» **What is asked**:
Where a line of the material contains the string "frame", copy that line.

» **Given records**:
________________

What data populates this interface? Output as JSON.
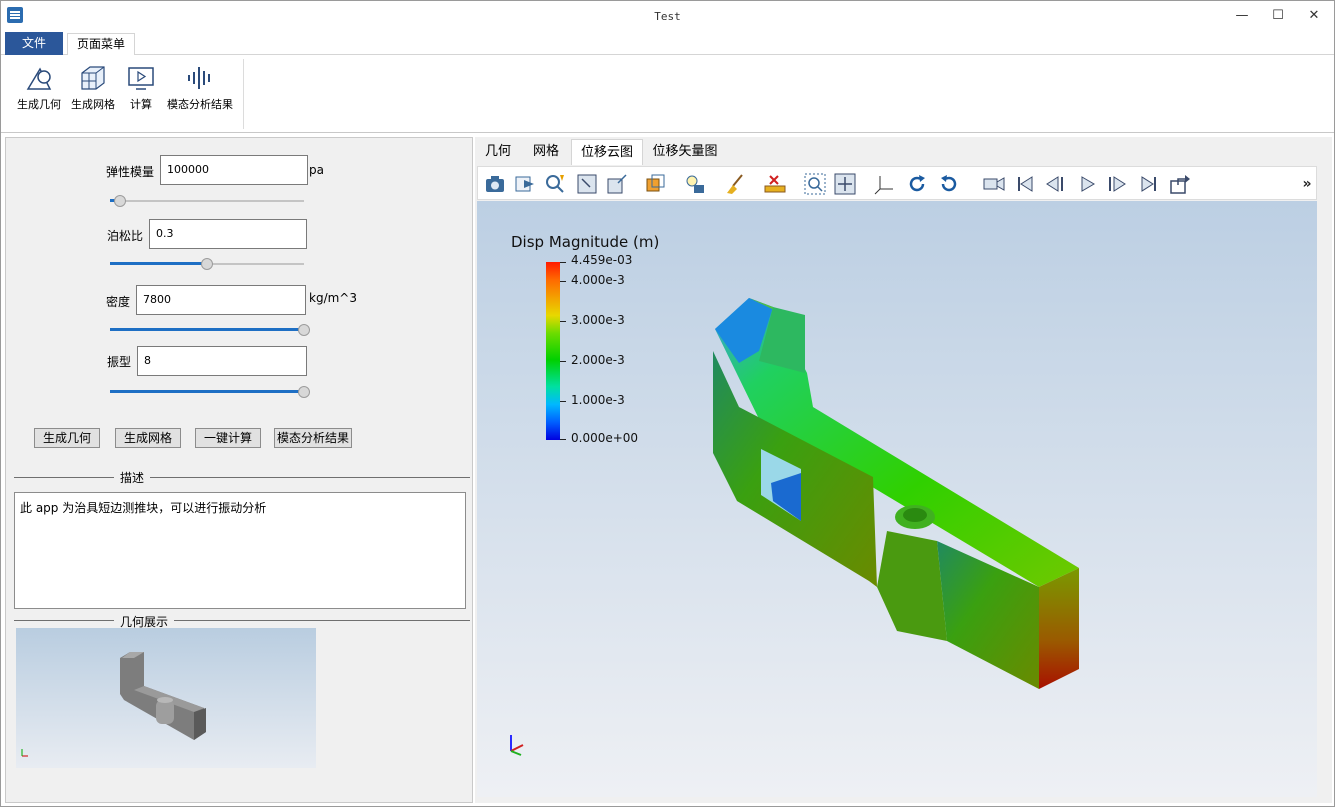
{
  "window": {
    "title": "Test",
    "min": "—",
    "max": "☐",
    "close": "✕"
  },
  "ribbon": {
    "tab_file": "文件",
    "tab_page": "页面菜单",
    "buttons": [
      {
        "label": "生成几何",
        "icon": "geometry-icon"
      },
      {
        "label": "生成网格",
        "icon": "mesh-icon"
      },
      {
        "label": "计算",
        "icon": "compute-icon"
      },
      {
        "label": "模态分析结果",
        "icon": "modal-result-icon"
      }
    ]
  },
  "params": {
    "elastic": {
      "label": "弹性模量",
      "value": "100000",
      "unit": "pa",
      "slider": 0.05
    },
    "poisson": {
      "label": "泊松比",
      "value": "0.3",
      "unit": "",
      "slider": 0.5
    },
    "density": {
      "label": "密度",
      "value": "7800",
      "unit": "kg/m^3",
      "slider": 1.0
    },
    "mode": {
      "label": "振型",
      "value": "8",
      "unit": "",
      "slider": 1.0
    }
  },
  "actions": [
    "生成几何",
    "生成网格",
    "一键计算",
    "模态分析结果"
  ],
  "description": {
    "title": "描述",
    "text": "此 app 为治具短边测推块，可以进行振动分析"
  },
  "geometry_preview": {
    "title": "几何展示"
  },
  "view_tabs": [
    "几何",
    "网格",
    "位移云图",
    "位移矢量图"
  ],
  "active_view_tab": 2,
  "colorbar": {
    "title": "Disp Magnitude (m)",
    "labels": [
      "4.459e-03",
      "4.000e-3",
      "3.000e-3",
      "2.000e-3",
      "1.000e-3",
      "0.000e+00"
    ]
  },
  "toolbar_icons": [
    "camera-icon",
    "export-icon",
    "pick-icon",
    "zoom-box-icon",
    "fit-icon",
    "view-cube-icon",
    "light-icon",
    "clear-icon",
    "ruler-icon",
    "zoom-select-icon",
    "center-icon",
    "axes-icon",
    "rotate-cw-icon",
    "rotate-ccw-icon",
    "record-icon",
    "first-frame-icon",
    "prev-frame-icon",
    "play-icon",
    "next-frame-icon",
    "last-frame-icon",
    "share-icon"
  ],
  "toolbar_more": "»"
}
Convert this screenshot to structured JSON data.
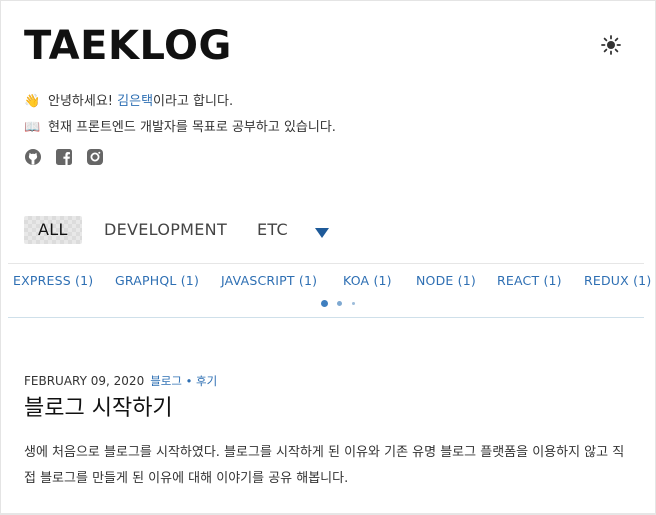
{
  "header": {
    "logo": "TAEKLOG",
    "theme_icon": "sun-icon"
  },
  "bio": {
    "greeting_emoji": "👋",
    "greeting_prefix": "안녕하세요! ",
    "greeting_link": "김은택",
    "greeting_suffix": "이라고 합니다.",
    "desc_emoji": "📖",
    "desc": "현재 프론트엔드 개발자를 목표로 공부하고 있습니다."
  },
  "socials": [
    "github-icon",
    "facebook-icon",
    "instagram-icon"
  ],
  "tabs": {
    "items": [
      "ALL",
      "DEVELOPMENT",
      "ETC"
    ],
    "active": "ALL",
    "dropdown_icon": "triangle-down-icon"
  },
  "categories": [
    "EXPRESS (1)",
    "GRAPHQL (1)",
    "JAVASCRIPT (1)",
    "KOA (1)",
    "NODE (1)",
    "REACT (1)",
    "REDUX (1)"
  ],
  "pagination": {
    "pages": 3,
    "current": 1
  },
  "posts": [
    {
      "date": "FEBRUARY 09, 2020",
      "category": "블로그 • 후기",
      "title": "블로그 시작하기",
      "excerpt": "생에 처음으로 블로그를 시작하였다. 블로그를 시작하게 된 이유와 기존 유명 블로그 플랫폼을 이용하지 않고 직접 블로그를 만들게 된 이유에 대해 이야기를 공유 해봅니다."
    }
  ],
  "colors": {
    "link": "#2e6fb3",
    "dropdown": "#1e5a99",
    "text": "#222222"
  }
}
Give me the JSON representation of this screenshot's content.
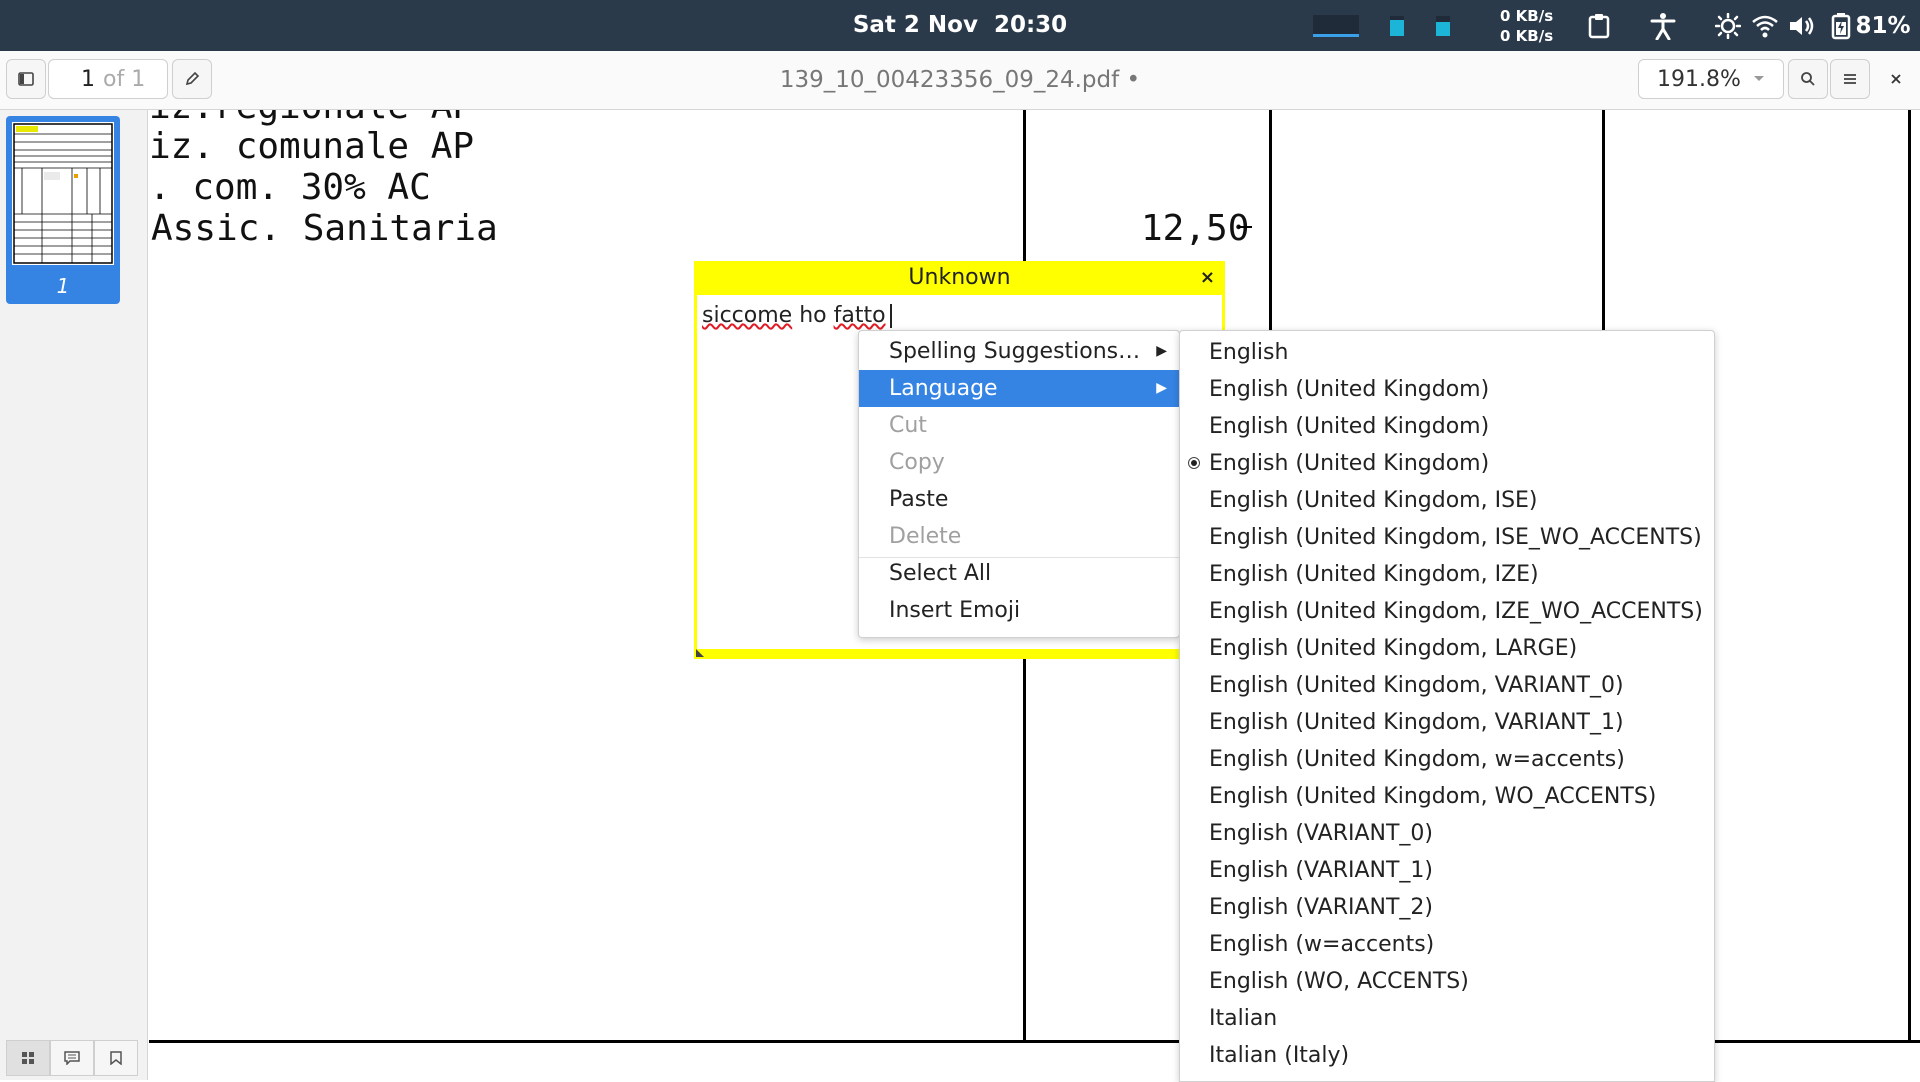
{
  "topbar": {
    "date": "Sat 2 Nov",
    "time": "20:30",
    "net_up": "0 KB/s",
    "net_down": "0 KB/s",
    "battery": "81%"
  },
  "header": {
    "page_current": "1",
    "page_total": "of 1",
    "title": "139_10_00423356_09_24.pdf •",
    "zoom": "191.8%"
  },
  "sidebar": {
    "thumb_label": "1"
  },
  "document": {
    "lines": [
      "iz.regionale AP",
      "iz. comunale AP",
      ". com. 30% AC",
      "Assic. Sanitaria"
    ],
    "amount": "12,50"
  },
  "note": {
    "title": "Unknown",
    "close": "×",
    "word1": "siccome",
    "word2": " ho ",
    "word3": "fatto"
  },
  "context_menu": {
    "items": [
      {
        "label": "Spelling Suggestions…"
      },
      {
        "label": "Language"
      },
      {
        "label": "Cut"
      },
      {
        "label": "Copy"
      },
      {
        "label": "Paste"
      },
      {
        "label": "Delete"
      },
      {
        "label": "Select All"
      },
      {
        "label": "Insert Emoji"
      }
    ]
  },
  "language_menu": {
    "items": [
      "English",
      "English (United Kingdom)",
      "English (United Kingdom)",
      "English (United Kingdom)",
      "English (United Kingdom, ISE)",
      "English (United Kingdom, ISE_WO_ACCENTS)",
      "English (United Kingdom, IZE)",
      "English (United Kingdom, IZE_WO_ACCENTS)",
      "English (United Kingdom, LARGE)",
      "English (United Kingdom, VARIANT_0)",
      "English (United Kingdom, VARIANT_1)",
      "English (United Kingdom, w=accents)",
      "English (United Kingdom, WO_ACCENTS)",
      "English (VARIANT_0)",
      "English (VARIANT_1)",
      "English (VARIANT_2)",
      "English (w=accents)",
      "English (WO, ACCENTS)",
      "Italian",
      "Italian (Italy)"
    ],
    "selected_index": 3
  },
  "colors": {
    "topbar": "#2b3a4a",
    "accent": "#3584e4",
    "note": "#ffff00"
  }
}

________________

» **Full response**:
    "first-frame-icon",
    "prev-frame-icon",
    "next-frame-icon",
    "last-frame-icon",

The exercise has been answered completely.